- Excerpt from a dataset -
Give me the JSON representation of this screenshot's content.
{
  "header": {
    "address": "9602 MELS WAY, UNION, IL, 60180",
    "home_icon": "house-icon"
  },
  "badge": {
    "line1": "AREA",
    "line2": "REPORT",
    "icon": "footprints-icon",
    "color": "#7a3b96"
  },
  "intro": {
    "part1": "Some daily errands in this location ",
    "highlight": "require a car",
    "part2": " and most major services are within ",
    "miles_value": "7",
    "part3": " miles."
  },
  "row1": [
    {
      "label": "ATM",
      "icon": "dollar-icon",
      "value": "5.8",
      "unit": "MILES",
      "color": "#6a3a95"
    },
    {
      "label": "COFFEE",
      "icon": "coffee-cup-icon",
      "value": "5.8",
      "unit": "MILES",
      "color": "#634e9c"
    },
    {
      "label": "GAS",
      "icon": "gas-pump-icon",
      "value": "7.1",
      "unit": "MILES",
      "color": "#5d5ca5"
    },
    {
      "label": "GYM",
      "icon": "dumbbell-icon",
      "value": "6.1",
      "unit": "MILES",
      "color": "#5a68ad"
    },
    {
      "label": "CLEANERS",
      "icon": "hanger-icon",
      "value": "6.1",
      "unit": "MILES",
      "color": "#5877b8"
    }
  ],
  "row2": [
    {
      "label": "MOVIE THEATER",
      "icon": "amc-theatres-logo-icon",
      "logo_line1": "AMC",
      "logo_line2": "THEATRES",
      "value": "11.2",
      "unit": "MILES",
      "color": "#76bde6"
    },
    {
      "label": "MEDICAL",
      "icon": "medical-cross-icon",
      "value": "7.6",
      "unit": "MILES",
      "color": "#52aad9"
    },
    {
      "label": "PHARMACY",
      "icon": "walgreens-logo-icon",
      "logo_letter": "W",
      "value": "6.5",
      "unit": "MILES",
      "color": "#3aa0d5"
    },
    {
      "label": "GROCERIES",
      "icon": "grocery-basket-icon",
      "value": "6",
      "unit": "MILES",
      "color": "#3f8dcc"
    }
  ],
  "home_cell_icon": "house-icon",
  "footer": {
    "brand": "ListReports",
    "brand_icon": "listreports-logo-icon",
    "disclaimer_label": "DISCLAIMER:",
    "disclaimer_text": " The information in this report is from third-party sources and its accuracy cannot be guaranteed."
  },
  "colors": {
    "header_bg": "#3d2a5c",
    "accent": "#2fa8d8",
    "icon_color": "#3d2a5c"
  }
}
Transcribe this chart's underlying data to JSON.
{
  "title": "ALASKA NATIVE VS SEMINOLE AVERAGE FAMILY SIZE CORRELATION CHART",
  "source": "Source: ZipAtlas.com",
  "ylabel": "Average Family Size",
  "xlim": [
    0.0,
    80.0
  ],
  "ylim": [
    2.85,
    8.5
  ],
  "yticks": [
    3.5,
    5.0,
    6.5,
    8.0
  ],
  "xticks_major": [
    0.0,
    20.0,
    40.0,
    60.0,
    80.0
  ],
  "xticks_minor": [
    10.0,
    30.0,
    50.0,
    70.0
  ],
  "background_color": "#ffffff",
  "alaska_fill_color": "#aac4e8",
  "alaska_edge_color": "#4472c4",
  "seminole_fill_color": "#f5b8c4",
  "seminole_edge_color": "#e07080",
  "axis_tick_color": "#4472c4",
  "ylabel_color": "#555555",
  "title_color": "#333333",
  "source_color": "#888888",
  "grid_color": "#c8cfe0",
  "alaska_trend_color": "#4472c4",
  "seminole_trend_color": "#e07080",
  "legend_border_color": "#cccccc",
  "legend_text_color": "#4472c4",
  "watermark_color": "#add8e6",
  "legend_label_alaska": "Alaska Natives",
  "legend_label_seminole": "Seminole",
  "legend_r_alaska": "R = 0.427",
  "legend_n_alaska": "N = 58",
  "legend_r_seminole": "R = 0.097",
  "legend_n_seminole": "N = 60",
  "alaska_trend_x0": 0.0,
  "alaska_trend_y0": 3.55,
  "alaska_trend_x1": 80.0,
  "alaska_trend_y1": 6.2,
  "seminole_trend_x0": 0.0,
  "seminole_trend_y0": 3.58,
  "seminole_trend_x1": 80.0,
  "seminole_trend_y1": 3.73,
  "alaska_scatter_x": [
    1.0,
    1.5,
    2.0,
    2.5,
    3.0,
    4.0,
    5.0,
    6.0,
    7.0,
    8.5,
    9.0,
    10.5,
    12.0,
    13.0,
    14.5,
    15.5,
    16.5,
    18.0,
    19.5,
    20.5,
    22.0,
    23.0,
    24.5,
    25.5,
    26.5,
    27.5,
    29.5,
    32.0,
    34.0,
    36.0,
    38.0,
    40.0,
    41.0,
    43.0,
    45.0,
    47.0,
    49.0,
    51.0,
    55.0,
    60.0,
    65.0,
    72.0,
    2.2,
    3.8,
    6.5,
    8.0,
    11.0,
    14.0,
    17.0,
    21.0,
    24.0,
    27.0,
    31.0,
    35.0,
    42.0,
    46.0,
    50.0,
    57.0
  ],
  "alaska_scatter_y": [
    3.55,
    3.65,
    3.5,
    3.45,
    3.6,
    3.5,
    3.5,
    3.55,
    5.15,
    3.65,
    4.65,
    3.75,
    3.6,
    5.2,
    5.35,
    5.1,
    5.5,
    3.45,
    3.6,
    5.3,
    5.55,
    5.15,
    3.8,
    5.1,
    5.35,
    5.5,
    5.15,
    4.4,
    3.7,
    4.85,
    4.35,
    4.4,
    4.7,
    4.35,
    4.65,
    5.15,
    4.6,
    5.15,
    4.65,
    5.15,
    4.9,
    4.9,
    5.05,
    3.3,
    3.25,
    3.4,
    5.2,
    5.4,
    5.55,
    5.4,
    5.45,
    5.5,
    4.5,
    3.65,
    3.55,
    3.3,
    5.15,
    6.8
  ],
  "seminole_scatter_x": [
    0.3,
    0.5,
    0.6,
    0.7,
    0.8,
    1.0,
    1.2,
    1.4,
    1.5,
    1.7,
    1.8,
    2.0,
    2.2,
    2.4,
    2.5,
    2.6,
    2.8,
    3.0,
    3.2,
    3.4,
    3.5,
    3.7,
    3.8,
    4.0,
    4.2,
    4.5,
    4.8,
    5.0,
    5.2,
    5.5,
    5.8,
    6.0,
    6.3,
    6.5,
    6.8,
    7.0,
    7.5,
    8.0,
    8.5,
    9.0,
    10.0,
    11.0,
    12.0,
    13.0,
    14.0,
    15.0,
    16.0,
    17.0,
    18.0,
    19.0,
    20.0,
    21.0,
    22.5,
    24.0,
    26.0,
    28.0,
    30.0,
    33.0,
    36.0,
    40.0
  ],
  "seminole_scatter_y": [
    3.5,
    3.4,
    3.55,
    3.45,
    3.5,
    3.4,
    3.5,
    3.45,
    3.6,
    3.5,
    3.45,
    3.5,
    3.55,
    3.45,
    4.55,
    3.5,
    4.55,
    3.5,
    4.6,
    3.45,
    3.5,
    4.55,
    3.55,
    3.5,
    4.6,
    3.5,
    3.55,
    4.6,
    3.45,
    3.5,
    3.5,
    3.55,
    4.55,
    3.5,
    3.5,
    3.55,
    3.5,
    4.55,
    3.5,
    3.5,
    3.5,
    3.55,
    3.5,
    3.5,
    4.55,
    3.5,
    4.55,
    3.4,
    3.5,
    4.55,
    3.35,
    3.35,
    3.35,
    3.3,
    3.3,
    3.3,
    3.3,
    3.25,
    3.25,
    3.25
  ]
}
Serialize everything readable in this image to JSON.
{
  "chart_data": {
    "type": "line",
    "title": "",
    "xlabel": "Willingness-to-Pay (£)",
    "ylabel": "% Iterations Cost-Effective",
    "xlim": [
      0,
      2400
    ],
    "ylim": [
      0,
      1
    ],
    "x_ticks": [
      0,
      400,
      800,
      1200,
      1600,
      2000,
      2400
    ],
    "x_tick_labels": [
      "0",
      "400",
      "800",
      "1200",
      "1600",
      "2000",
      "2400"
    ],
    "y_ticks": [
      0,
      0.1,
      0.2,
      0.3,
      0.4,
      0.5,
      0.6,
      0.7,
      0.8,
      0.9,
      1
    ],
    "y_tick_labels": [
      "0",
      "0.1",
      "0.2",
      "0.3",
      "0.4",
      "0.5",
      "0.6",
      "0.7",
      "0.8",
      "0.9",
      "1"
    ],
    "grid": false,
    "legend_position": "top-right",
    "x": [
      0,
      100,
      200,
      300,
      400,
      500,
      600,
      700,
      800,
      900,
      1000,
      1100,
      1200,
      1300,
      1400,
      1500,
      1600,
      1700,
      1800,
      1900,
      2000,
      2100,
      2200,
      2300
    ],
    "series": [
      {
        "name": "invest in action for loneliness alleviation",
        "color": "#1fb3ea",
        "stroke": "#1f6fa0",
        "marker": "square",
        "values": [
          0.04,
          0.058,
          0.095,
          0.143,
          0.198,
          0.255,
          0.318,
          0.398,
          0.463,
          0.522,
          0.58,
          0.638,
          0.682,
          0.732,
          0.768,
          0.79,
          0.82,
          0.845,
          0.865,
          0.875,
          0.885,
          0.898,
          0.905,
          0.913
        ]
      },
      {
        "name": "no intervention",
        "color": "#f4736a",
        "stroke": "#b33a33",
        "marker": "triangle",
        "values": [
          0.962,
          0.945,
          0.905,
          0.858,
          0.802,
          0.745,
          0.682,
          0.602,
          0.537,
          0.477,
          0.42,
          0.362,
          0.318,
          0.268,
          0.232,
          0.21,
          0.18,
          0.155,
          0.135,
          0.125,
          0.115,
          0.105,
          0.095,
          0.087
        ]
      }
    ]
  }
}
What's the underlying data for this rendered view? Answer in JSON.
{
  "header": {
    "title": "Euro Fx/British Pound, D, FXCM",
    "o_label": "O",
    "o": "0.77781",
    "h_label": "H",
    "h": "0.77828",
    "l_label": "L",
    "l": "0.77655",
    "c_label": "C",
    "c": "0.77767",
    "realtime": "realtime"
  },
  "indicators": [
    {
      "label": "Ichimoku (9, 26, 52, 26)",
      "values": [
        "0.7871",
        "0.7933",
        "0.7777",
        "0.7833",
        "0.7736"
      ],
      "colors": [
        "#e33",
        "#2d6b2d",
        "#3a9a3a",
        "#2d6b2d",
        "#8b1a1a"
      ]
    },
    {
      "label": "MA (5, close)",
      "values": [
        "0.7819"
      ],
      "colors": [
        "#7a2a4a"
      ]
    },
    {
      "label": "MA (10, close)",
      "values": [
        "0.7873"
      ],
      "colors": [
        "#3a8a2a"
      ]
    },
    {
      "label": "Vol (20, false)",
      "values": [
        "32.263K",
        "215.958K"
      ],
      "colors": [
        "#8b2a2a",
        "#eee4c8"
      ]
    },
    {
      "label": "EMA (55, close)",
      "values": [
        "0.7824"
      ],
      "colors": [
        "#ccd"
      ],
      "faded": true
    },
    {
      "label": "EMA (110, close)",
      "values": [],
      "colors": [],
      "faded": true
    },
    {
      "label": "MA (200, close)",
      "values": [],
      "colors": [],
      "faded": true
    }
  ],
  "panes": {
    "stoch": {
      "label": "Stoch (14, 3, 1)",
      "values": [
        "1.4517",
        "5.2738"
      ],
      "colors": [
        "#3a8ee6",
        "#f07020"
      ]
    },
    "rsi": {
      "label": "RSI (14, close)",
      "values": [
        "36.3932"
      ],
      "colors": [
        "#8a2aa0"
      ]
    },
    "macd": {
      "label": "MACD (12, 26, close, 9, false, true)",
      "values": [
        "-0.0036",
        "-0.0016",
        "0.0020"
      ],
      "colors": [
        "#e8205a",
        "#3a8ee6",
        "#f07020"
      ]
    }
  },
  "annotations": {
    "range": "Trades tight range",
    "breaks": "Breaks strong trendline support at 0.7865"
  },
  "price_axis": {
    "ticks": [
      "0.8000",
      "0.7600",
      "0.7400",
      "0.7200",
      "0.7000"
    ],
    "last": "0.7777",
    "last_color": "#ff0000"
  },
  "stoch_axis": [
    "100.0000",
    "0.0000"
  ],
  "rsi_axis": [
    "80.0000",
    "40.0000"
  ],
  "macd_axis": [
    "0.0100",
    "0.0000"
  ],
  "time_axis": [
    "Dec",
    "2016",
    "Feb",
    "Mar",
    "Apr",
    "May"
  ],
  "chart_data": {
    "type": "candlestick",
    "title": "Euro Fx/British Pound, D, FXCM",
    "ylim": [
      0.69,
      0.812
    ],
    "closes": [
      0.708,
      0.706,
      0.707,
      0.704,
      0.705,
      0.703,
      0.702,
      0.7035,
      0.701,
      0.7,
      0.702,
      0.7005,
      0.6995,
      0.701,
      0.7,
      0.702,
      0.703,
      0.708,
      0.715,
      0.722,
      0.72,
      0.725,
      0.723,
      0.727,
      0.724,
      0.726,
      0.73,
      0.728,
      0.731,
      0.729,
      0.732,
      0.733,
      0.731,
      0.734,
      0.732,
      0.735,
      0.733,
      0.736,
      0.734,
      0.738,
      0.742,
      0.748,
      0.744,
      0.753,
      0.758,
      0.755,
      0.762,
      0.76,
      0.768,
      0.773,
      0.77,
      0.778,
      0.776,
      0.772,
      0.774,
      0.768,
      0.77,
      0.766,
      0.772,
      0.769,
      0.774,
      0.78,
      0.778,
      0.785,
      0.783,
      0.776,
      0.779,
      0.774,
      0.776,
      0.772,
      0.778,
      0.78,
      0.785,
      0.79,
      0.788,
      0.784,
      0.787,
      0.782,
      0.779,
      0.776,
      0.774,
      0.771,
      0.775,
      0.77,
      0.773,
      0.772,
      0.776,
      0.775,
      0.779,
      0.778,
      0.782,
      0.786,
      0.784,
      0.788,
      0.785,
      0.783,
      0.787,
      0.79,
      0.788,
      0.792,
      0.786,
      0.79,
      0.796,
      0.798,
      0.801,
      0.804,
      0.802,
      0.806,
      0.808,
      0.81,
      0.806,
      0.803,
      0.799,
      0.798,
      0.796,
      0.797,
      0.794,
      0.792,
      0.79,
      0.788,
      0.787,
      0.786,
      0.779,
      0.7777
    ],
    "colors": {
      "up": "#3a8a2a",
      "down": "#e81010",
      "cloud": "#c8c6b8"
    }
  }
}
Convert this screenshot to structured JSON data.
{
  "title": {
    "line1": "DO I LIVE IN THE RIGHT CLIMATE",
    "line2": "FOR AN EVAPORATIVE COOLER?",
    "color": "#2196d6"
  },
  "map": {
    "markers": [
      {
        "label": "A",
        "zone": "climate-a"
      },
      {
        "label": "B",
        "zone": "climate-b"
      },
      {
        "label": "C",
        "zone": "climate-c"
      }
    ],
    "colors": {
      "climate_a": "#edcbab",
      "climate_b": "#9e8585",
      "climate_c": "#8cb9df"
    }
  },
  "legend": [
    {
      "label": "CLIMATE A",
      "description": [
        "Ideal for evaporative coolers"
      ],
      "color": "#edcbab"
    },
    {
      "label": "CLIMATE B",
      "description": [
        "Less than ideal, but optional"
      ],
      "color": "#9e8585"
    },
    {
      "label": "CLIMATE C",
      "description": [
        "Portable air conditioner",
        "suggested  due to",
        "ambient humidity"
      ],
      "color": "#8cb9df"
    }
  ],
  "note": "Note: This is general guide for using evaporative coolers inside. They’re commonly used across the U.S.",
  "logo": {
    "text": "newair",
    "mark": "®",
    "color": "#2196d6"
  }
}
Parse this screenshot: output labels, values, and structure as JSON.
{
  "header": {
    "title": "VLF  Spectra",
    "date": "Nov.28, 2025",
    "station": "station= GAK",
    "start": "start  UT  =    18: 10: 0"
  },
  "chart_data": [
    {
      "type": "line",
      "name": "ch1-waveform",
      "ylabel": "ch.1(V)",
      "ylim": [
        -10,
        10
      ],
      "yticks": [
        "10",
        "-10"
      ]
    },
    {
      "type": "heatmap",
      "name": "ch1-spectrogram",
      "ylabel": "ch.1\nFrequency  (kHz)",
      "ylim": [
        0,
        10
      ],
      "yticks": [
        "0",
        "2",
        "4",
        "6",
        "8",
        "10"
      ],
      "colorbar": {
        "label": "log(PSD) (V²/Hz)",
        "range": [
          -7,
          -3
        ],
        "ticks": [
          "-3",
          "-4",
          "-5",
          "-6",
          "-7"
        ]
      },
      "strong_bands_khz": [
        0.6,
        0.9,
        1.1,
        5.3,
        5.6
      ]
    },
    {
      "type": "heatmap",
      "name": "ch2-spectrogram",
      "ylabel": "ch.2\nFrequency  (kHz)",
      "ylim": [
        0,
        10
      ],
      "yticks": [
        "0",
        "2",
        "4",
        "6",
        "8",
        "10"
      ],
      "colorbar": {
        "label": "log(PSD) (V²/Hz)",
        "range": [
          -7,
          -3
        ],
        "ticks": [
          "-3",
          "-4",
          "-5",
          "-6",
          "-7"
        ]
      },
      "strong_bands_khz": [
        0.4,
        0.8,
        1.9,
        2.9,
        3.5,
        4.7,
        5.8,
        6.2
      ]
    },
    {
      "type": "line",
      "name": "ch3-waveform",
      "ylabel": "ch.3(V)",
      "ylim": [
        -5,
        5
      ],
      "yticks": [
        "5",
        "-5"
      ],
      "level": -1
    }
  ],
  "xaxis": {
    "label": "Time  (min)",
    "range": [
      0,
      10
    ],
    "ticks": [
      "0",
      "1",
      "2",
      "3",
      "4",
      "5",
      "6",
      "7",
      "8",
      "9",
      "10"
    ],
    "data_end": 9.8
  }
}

- WHAT TO WORK ON -
Collect each line containing the string "waveform".

- WRITTEN ANSWER -
      "name": "ch1-waveform",
      "name": "ch3-waveform",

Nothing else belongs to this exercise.